TEXTO ▸
--

Conhecido do grande público por sua obra de estreia – As Virgens Suicidas, lançada em 1993 – Jeffrey Eugenides tem um talento peculiar: assim como seu contemporâneo Jonathan Franzen, seu estilo revela uma sensibilidade especial para a construção de personagens femininas. O universo das irmãs Lisbon em seu primeiro livro já demonstrava isso. Sua Madeleine Hanna em A trama de casamento, obra de 2012, é fascinante justamente pela atenção dada pelo autor a suas pequenezas, seus pequenos dramas e vaidades, algo fúteis numa visão masculina, mas construídas com delicada precisão por Eugenides.
Chegamos então a Middlesex (Companhia das Letras, 576 págs.), sua segunda obra, vencedora do prêmio Pulitzer em 2002. A protagonista Cal, já na abertura, abre o jogo aos leitores nesta espécie de autobiografia: “nasci duas vezes: primeiro, como uma bebezinha, em janeiro de 1960, num dia notável de ausência de poluição no ar de Detroit; e de novo com um menino adolescente, numa sala de emergências nas proximidades de Petoskey, Michigan, em agosto de 1974”. Calíope Stephanides, portanto, é um hermafrodita, oriundo de uma família greco-americana migrada para uma Detroit em pleno processo de ascensão e queda das indústrias automobilísticas que, logo mais, torna-se uma cidade destroçada pelas disputas raciais ocorridas ao longo deste período. O desafio de Eugenides é, portanto, abordar a complexidade de ser Cal, que se identifica com ambos os gêneros, mas se sente nitidamente inadequada em cada um deles.

--

DADOS DE ORIGEM ▸
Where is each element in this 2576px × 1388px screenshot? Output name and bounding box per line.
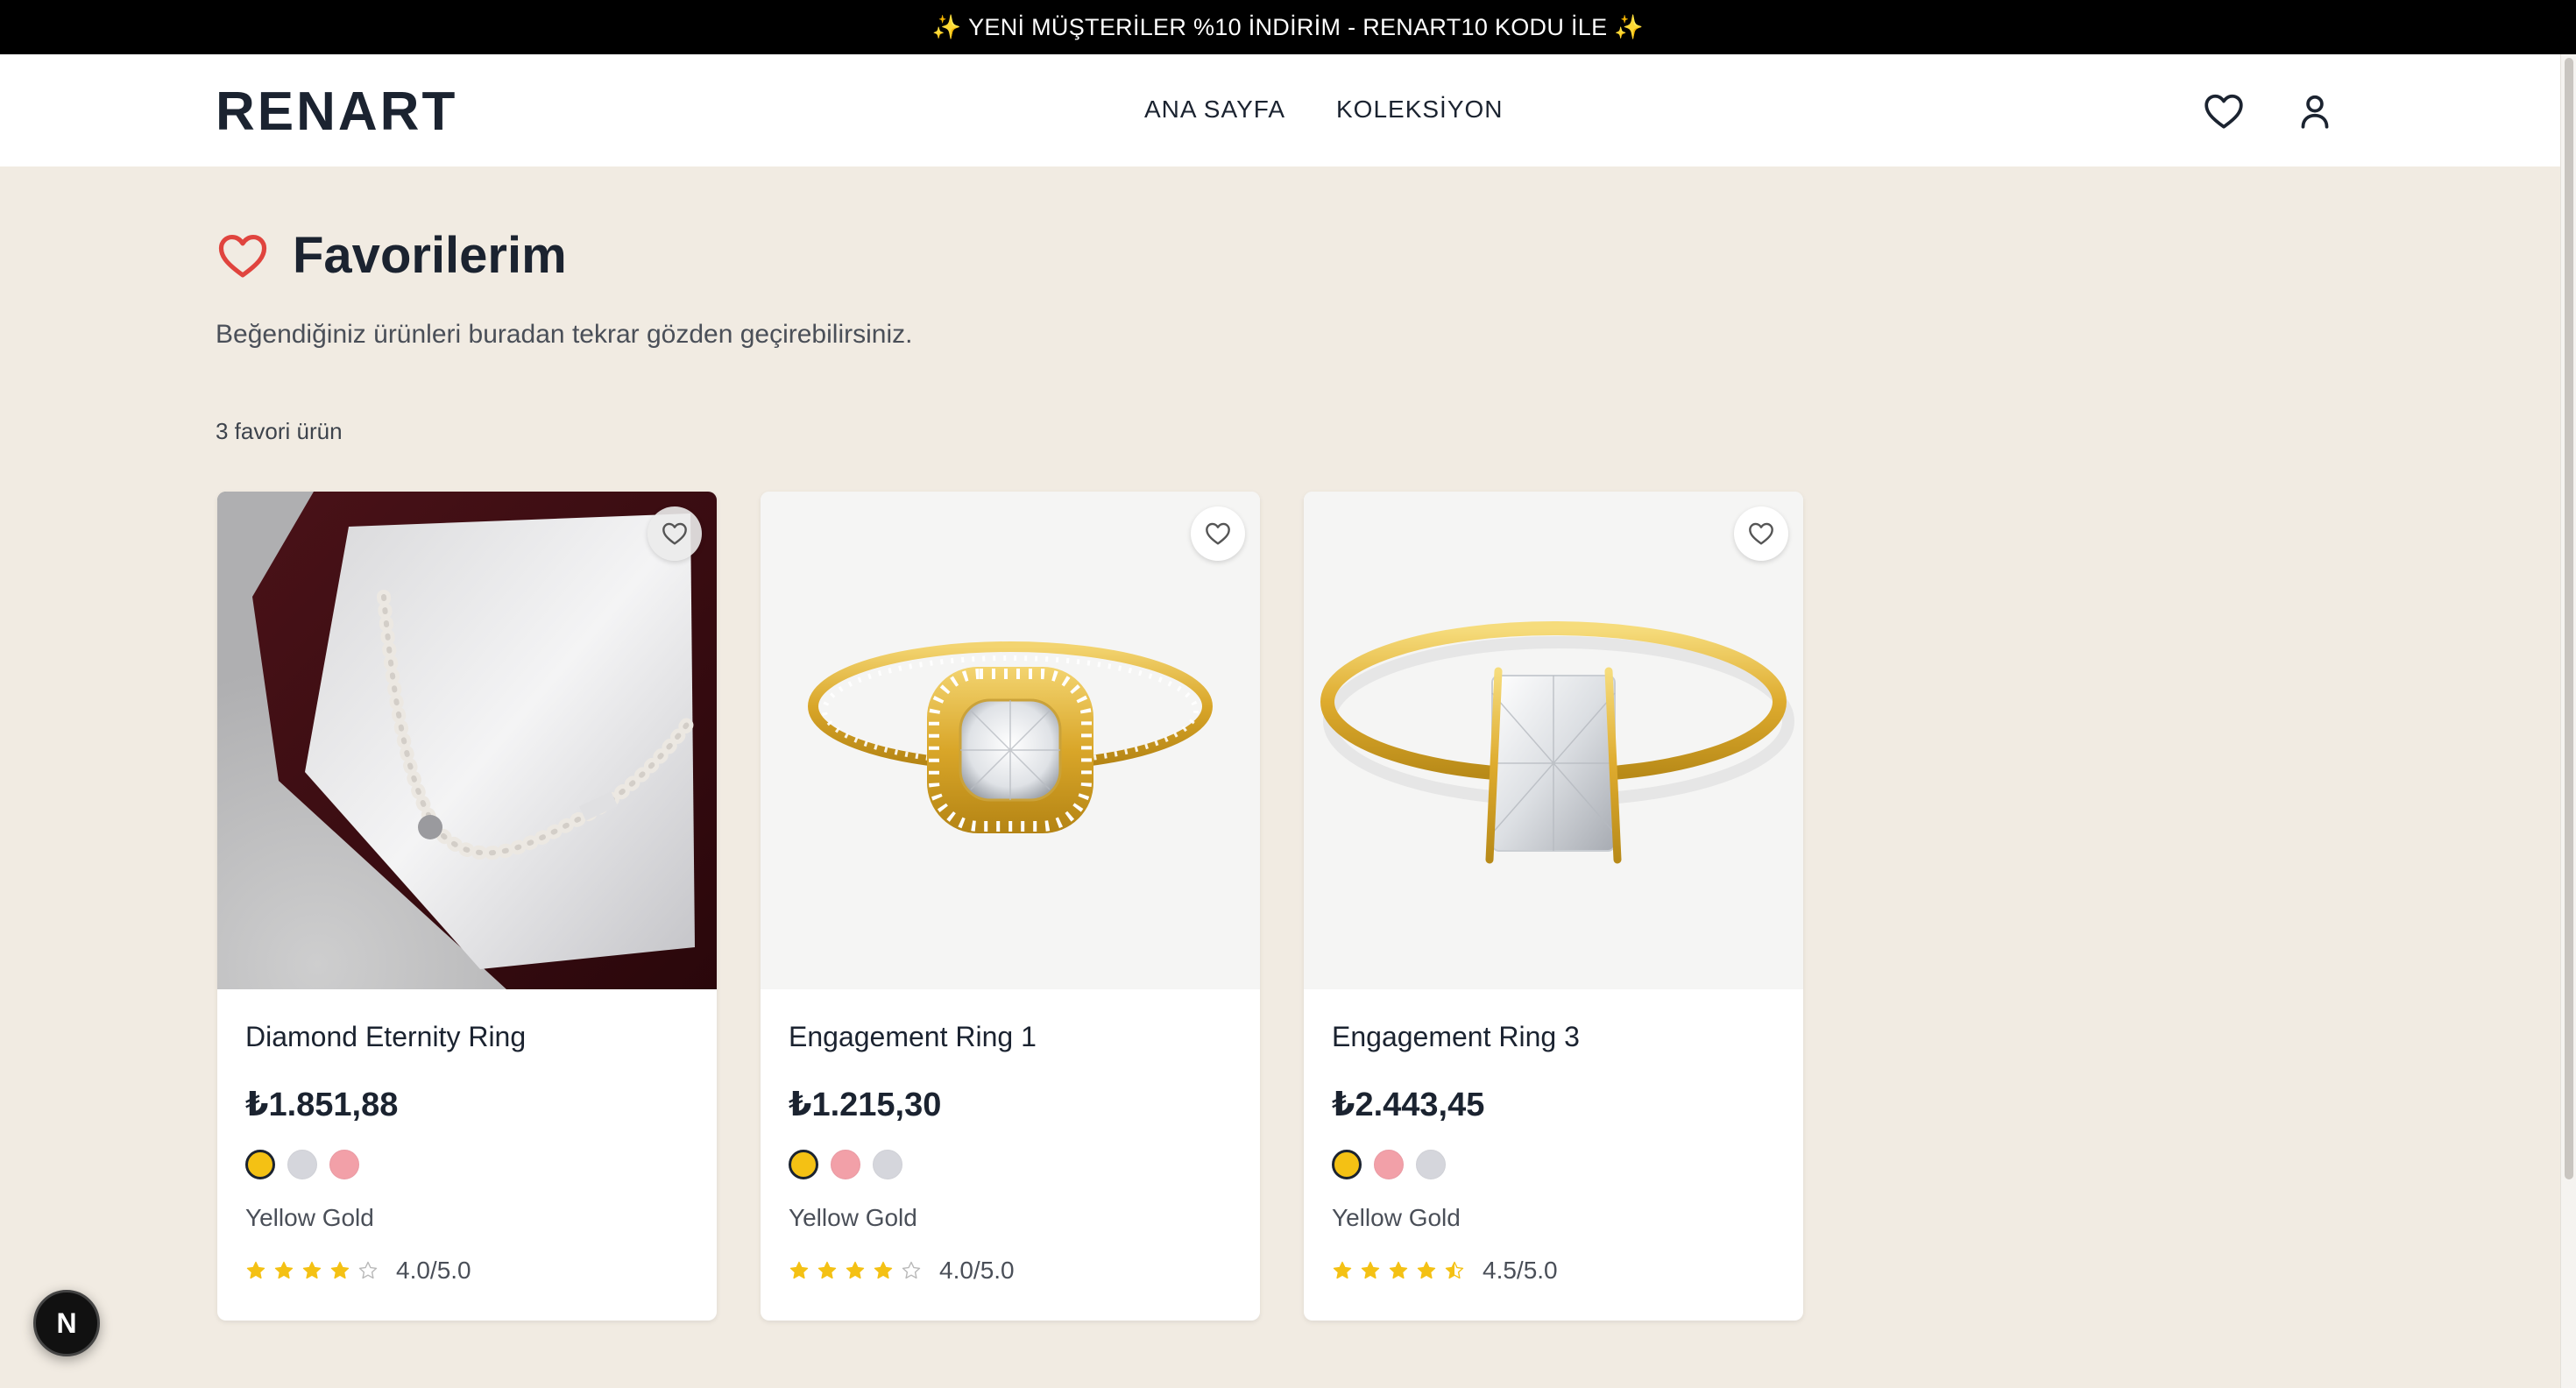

--

PEDIDO ▸ Retome o texto sobre o romance Middlesex, de Jeffrey Eugenides, e continue-o a partir da última frase. A listagem não é necessária aqui.

RESULTADO DO EXERCÍCIO ▸
A obra pode ser vista como uma espécie de Cem anos de solidão contada sob o olhar da tragédia grega, introjetada na visão de mundo dos Stephanides, sempre propensos a lançar mão de suas velhas tradições – tais como criar casulos de bichos de seda e realizar simpatias para determinar qual o sexo de um bebê. Acompanhamos, desde o início, a saga desta família após um inusitado casal migrar, em plena guerra, da Turquia aos Estados Unidos carregando, sem saber, o fatídico “gene recessivo do quinto cromossomo”. A partir da vinda de Desdêmona e Esquerdinha para a América, a história se desenrola em uma divertidíssima trama familiar com personagens tão cativantes quanto cômicos: entre eles, a vanguardista tia Sourmelina, que fugiu da Turquia por se interessar menos pela igreja do que pelas meninas que a frequentavam; o irmão nerd Um Sete Um, um perfeito produto dos anos 70, para quem o consumo excessivo de ácido facilita que aceite a condição da irmã/ irmão; ou o detestável cunhado padre Mike, cuja (falta de) altura é um fator central para a sua personalidade.
A história de Cal adquire força justamente por revisitar a história de Édipo, que tem seu destino revelado – a maldição de que mataria seu pai e casaria com a mãe – pelo velho profeta Tirésias.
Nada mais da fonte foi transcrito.